PROBLEMS TO WORK ON –
a – In the post about the Dodgers and the Brewers, reproduce the passage starting at "Now I don’t" and ending at "in following rules.".
b – Answer these questions using the post about the Dodgers and the Brewers:
(i) What was the final score of the Dodgers' win over Milwaukee last night?
(ii) Which Dodger reliever hit Prince Fielder with a pitch?
(iii) Which former Dodger pitcher is named as a fan of retribution from the mound?
c – Resume the post about the Dodgers and the Brewers, writing on from its last line.

EXTRACT TO READ –
-- begin --

The Brewers, the Dodgers, and some old school baseball

The Dodgers are likely moving out of their brief post-All Star break slump.  The best indicators of it are threefold: things are breaking their way in games, even when they lose; they kicked Milwaukee’s butt last night, 17 to 4; and, last night, they made one of the Brewers so mad he had to follow the Dodgers back into their clubhouse after the game to try and find somebody to beat up.

Here’s the full story from today’s LA Times.  The Brewer in question–Prince Fielder–was so pissed off because Dodger reliever Guillermo Mota pegged him in the thigh with a pitch–in the ninth inning of this Dodger blowout–apparently in retaliation for the Brewer’s pitcher hitting Manny Ramirez in the seventh.

The part I love about the story most is that, yes, that is why Fielder was hit.

After the game, Russell Martin–who came to meet Fielder at the Dodger locker room door–said to the press, “”It’s protection. It’s just about keeping the team unified and pulling the wagons together.”

Now I don’t condone violence or retribution, outside of baseball, but in the game, well, let’s just say there are “rules” you can read in a book and there are “rules” you learn by doing.  And I believe in following rules.

Russell Martin is right, it is about protection and unification.  It is about being a team, and even being little, petty boys who are emotionally invested in being a team.  And it’s old school Dodger baseball, too.  Don Drysdale was a fan of the policy of retribution from the mound, as were generations of Dodgers before him and after.  Even more, it a good sign that the team is strong and healthy in the ways you can’t really measure, and can’t often control, but that you always need going into the final stretch.

This is going to be a fun ride!

5 thoughts on “The Brewers, the Dodgers, and some old school baseball

  1. Dodgers boooooooooooooooooooooooooooooooooooooooooo Get em Prince! Hide in the trees and fall from the sky. Go Giants!

-- end --

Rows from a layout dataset
-- begin --

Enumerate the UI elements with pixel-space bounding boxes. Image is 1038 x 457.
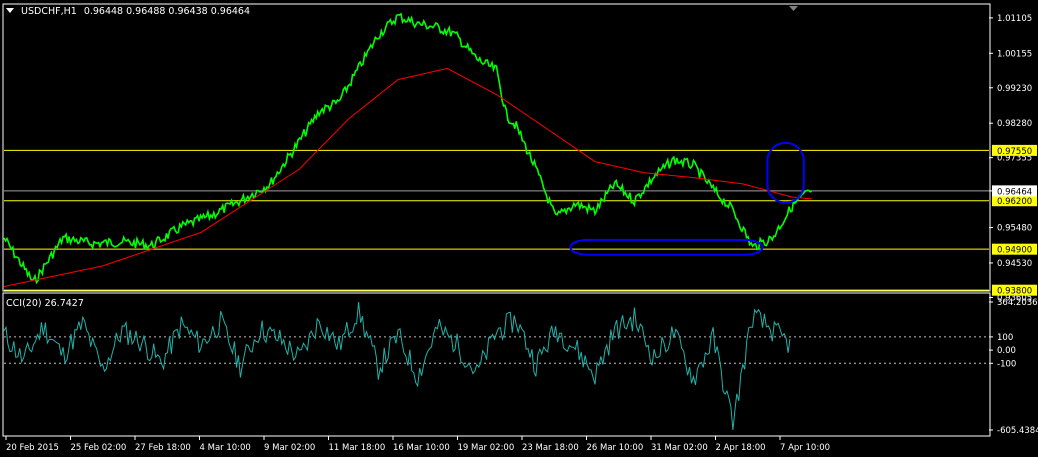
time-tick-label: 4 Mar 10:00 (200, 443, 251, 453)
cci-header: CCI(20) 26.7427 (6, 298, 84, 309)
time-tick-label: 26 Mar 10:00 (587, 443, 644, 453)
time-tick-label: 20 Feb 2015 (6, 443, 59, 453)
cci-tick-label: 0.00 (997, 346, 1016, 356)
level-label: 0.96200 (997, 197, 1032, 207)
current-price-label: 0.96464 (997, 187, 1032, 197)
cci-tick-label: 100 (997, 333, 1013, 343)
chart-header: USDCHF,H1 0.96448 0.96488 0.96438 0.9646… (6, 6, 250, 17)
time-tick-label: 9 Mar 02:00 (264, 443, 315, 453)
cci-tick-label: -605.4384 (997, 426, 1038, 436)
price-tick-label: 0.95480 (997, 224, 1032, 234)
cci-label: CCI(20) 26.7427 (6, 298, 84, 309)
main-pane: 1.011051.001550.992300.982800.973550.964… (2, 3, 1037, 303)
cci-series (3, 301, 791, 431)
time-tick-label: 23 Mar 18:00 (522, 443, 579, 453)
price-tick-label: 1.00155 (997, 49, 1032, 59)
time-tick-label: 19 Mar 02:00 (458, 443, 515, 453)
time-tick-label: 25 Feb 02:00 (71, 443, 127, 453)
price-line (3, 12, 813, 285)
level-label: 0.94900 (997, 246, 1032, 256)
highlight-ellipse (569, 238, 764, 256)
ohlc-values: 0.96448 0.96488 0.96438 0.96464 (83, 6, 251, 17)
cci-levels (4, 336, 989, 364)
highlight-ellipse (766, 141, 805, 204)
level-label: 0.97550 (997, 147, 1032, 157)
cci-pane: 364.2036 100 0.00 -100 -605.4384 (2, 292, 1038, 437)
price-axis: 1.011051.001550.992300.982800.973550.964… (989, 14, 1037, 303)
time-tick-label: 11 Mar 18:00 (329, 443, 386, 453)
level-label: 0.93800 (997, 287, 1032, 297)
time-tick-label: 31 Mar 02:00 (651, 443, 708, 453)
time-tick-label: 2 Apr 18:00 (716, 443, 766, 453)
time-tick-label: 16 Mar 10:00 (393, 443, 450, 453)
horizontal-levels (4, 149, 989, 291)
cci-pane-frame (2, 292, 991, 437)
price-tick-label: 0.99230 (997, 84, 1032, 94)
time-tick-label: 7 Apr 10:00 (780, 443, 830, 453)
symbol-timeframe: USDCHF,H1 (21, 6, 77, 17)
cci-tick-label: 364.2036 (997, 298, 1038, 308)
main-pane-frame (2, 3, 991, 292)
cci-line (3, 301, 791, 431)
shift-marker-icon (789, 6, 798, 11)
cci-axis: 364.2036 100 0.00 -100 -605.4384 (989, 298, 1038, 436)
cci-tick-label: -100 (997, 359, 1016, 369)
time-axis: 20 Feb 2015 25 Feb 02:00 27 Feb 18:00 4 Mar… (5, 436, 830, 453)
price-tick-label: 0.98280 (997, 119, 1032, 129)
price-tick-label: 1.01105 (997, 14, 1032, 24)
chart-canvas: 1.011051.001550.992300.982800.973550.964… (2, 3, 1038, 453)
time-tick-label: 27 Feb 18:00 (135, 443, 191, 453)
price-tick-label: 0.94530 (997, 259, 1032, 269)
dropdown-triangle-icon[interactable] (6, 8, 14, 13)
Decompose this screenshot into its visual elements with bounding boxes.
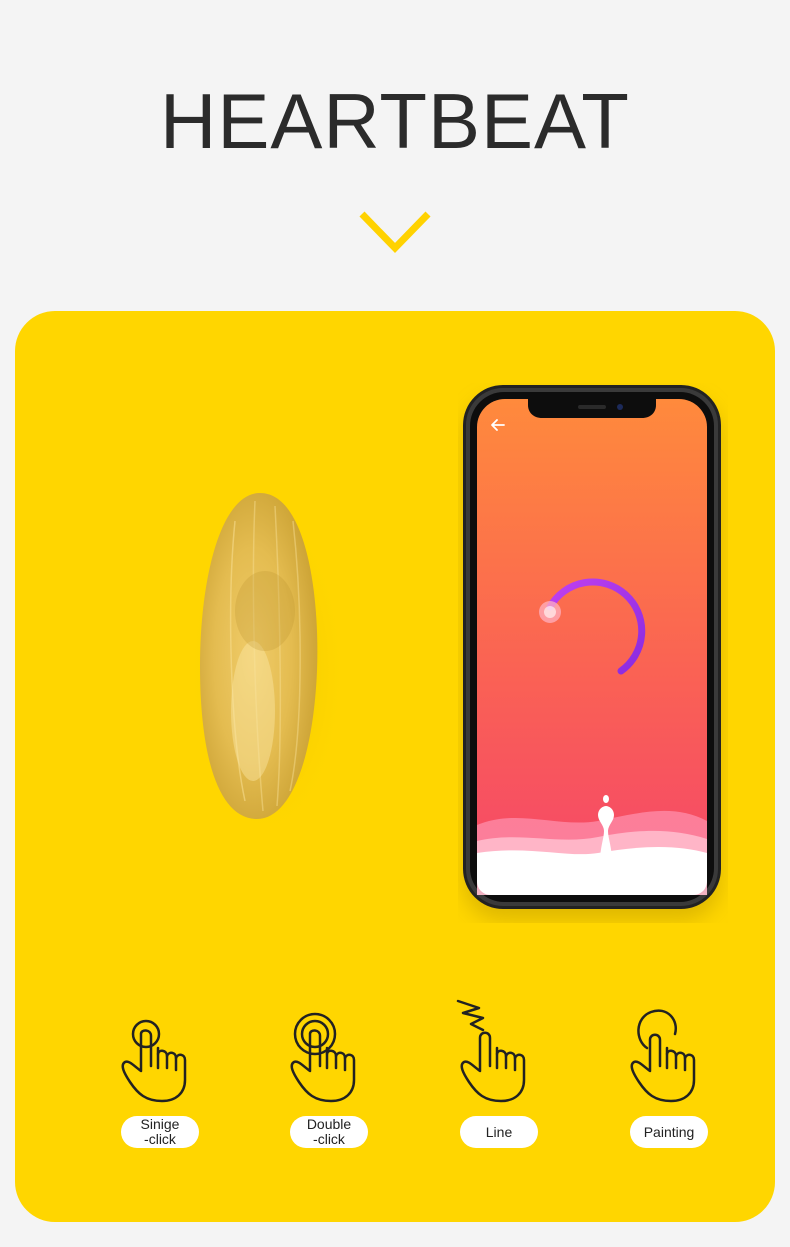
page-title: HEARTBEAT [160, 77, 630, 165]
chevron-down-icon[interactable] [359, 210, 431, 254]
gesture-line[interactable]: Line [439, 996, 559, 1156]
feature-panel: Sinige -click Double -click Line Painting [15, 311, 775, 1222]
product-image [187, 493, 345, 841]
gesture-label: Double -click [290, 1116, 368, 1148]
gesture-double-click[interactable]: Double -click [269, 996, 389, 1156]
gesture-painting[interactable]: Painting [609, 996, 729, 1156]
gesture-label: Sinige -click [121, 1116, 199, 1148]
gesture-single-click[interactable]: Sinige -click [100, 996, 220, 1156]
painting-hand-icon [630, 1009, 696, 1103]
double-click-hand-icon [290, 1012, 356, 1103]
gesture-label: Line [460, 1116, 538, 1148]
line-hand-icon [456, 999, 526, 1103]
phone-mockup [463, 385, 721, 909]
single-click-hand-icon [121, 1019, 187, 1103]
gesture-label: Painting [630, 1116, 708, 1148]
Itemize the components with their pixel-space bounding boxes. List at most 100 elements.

-- end --
-- begin --

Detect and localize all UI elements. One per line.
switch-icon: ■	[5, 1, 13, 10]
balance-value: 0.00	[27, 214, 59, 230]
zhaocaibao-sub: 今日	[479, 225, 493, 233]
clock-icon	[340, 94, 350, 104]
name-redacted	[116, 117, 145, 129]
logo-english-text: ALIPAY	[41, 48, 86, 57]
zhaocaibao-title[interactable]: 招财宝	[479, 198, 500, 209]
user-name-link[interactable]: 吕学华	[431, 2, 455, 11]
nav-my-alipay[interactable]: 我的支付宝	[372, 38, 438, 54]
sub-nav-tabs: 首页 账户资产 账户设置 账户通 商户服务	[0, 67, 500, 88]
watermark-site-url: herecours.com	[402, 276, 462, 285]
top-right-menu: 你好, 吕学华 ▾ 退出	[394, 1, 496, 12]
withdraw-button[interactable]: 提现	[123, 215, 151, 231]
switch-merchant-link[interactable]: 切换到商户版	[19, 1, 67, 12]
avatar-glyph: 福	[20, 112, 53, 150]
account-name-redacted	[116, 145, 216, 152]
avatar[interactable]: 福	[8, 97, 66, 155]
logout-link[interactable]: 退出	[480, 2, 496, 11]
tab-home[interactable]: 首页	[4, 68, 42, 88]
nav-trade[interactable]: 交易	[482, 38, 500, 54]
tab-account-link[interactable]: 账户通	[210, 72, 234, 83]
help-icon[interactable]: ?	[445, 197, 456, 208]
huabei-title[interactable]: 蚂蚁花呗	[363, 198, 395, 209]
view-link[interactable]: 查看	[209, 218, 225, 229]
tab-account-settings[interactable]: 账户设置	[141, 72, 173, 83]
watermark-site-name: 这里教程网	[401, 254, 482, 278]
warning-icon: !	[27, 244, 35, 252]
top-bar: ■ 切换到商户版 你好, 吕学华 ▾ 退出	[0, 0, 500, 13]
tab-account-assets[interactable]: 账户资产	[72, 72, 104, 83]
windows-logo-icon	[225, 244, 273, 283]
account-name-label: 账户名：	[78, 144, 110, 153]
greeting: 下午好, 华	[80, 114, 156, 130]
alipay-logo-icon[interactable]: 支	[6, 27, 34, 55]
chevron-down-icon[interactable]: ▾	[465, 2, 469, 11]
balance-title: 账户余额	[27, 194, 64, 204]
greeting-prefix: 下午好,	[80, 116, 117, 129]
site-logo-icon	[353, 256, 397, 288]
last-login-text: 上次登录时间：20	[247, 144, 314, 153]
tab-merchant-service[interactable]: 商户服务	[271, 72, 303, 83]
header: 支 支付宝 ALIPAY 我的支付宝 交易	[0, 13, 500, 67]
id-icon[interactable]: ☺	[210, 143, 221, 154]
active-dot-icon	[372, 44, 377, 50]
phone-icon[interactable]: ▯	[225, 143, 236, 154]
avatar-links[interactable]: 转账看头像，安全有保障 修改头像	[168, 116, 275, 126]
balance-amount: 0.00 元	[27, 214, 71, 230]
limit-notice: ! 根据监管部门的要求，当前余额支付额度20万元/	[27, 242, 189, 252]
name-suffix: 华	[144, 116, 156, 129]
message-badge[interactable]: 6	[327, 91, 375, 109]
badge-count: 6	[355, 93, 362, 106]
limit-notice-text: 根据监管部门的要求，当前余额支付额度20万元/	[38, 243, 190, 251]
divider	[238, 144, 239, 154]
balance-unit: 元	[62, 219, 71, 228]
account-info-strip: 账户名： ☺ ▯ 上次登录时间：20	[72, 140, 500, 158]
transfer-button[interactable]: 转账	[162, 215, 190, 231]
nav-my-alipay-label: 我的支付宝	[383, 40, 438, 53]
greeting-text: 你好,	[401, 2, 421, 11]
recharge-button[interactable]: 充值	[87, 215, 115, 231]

-- end --

ANSWERS FOR THIS EXERCISE –
a –
Now I don’t condone violence or retribution, outside of baseball, but in the game, well, let’s just say there are “rules” you can read in a book and there are “rules” you learn by doing.  And I believe in following rules.

b –
(i) 17 to 4
(ii) Guillermo Mota
(iii) Don Drysdale

c –
  2. Putting aside our differing loyalties for a moment, I am not old-school
    enough, I guess, because I think the “rules” in baseball are stupid,
    men acting like boys comparing the sizes of their respective dicks. I
    side with the greatest manager of my lifetime, Earl Weaver, who
    always spoke against hitting batters with pitches. (He wasn’t just
    taking a moral stance, although there was that … he hated putting an opposing player on base.) Weaver also noted that you shouldn’t need
    help to get fired up … “I think there should be bad blood between all

  3. When it comes down to it, baseball IS a bunch of men acting like boys. Weaver was a pragmatist. Sure. Tactically, it probably is a mistake in terms of the numbers of the game (although not here, with a 17-4 lead in the 9th). But Weaver also often spoke about the importance of pitching to winning. Drysdale was a hitman from the mound, but it was also about protecting the plate, a fundamental part of the game.

    But, as I said above, what gives me the most joy is that “it a good sign that the team is strong and healthy in the ways you can’t really measure.” I don’t think it’s about firing up the team, but about the team acting from an organic, collective, intuitive place. You can’t make or design those things, maybe you can nurture them, but they do happen and they are rare. I saw it in ’88. I see it emerging now.

    As always, thanks for the comments, Steven. Jackey, get off my lawn you damn kid!

  4. We’re talking about several things here … I’ll try to break them into separate parts.

    I’ve got nothing against men acting like boys … that describes 90% of my own life. But there’s a difference between the joy someone like Pablo Sandoval exudes, and the adolescent machismo of most baseball players.

    Weaver was a pragmatist, but he was also someone who got beaned when he was a player. He also treated baseball as a job … he would say he tried hard to win because if he didn’t win, he’d get fired … and he didn’t believe in taking away a hitter’s livelihood by hitting him in the head. Having said that, it’s true that Fielder wasn’t hit in the head or anywhere close.

    Everyone should have every chance to a positive working environment, which is why if I were a player on a team, I’d want to play on a team with a congenial clubhouse, one that could come together in a memorable way. But I don’t think it’s particularly important to the primary job of winning baseball games. There are many team sports … probably most of them … where teamwork is a necessity. I often bring up Chris Mullin, a great basketball player who was ignored by his teammates as a rookie, largely because he was a drunk. You can’t score if no one will pass you the ball. Contrast that to the Giants back when Barry and Kent were literally at each other’s throats in the dugout. It didn’t matter on the field … I mean, I appreciate that it didn’t make for a great working environment, but once they took the field, who cared? If the 2B and the LF didn’t get along, it wouldn’t change anything during the game, nor did it matter if the guy at the plate needed to bring home a guy on second base that he hated … the batter would still try to get the runs. Baseball is very individualistic for a team sport.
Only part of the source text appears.